→ PASSAGE GIVEN:

+++

Hmm? How is it less dynamic for software to notice a stalling
event and change work units? A 'work unit' would not be visible
to the OS (so OS-based scheduling and protection would be at
the thread level--this differs from threads in a kernel-level
implementation of threading) and could have a specialized
concept of context (e.g., some registers might be considered
part of the group's context--this differs from threads in a user-level
implementation of threading which generalizes the interface).
A simple standard interface would allow simple hardware to
accelerate context switches (insert arguments translated
from the software vs. hardware TLB fill debate).
>I don't see that context caching is any different in concept from
>TLBs versus page tables. The problem with a more general scratchpad
>model is ensuring that its invalidation is integrated with its use.
Well there are some significant differences. A TLB is read for
every memory operation; a context cache would be read less
frequently. A TLB is much more frequently read than written
(especially excluding updating 'accessed' and 'dirty' bits)
relative to a context cache (typically an old context would be
written when a new context is read). A TLB entry's common
use involves limited communication with the processor core
(sending information to the cache for tag matching does not
involve the register file); a context cache almost exclusively
interacts with the core/register file.
These differences make a slower, more general interface
less problematic (and a more general interface allows for
other uses which makes its implementation more likely).
Providing 'invalid' bits for the scratchpad might help WRT
coherence for a context cache (and might be useful for
message passing, using the valid bit to indicate that a
buffer entry is ready for reading??).
Paul A. Clayton
highly ignorant, but not a complete idiot
Fine - in theory! Problem number one is that, for performance, you
need to use multiple CPUs and need to be able to control what another
CPU does from unprivileged code. The next problem is that there is
usually far too much that is bound to a CPU and needs operating
system help to move (e.g. performance counters!)

+++

→ INFORMATION SHOWN:

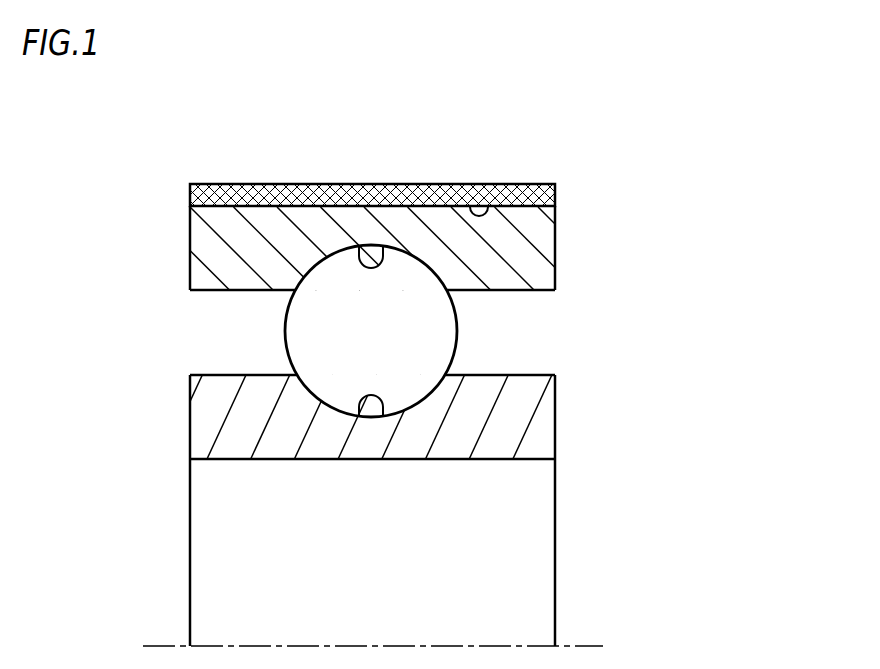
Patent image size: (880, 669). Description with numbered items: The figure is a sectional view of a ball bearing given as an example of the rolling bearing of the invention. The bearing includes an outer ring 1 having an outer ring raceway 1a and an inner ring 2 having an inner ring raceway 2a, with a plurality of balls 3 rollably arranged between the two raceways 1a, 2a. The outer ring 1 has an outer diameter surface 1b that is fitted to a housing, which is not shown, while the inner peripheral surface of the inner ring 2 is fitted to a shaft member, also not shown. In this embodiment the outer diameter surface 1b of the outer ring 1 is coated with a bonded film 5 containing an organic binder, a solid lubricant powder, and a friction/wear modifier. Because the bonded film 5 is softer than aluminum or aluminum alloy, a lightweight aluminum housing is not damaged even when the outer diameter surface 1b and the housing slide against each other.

+++

→ TO DO:
(A) In the forum excerpt on context caching, how does the frequency of reading a TLB compare with that of a context cache?
(B) Write the next part of the forum excerpt on context caching, starting after its final sentence.

→ WRITTEN ANSWERS:
(A) A TLB is read for every memory operation, while a context cache would be read less frequently.

(B)
In the case of anything that uses POSIX threads or equivalent, it
is very likely that the state is different. Consider signal
masking in I/O, for one horrible example.
|> I was under the impression that some thread libraries
|> implemented thread scheduling in user-land (i.e., the OS
|> scheduled thread groups and each thread group scheduled
|> 'work units' within its group).
That is common; it is not the only way, and can have quite a lot of
problems, depending on the system.
|> [snip; 5K threads for 16-way SMP vs. fewer threads with internal
|> scheduling of 'work units']
|>
|> >It allows dynamic and near-optimal load balancing, whereas current
|> >approaches allow only semi-static load balancing. This sort of
|> >transaction-based approach was studied some 20+ years back, and
|> >looked good. The Tera MTA rediscovered it, and did too.
|>
|> Hmm? How is it less dynamic for software to notice a stalling
|> event and change work units? A 'work unit' would not be visible
|> to the OS (so OS-based scheduling and protection would be at
|> the thread level--this differs from threads in a kernel-level
|> implementation of threading) and could have a specialized
|> concept of context (e.g., some registers might be considered
|> part of the group's context--this differs from threads in a user-level
|> implementation of threading which generalizes the interface).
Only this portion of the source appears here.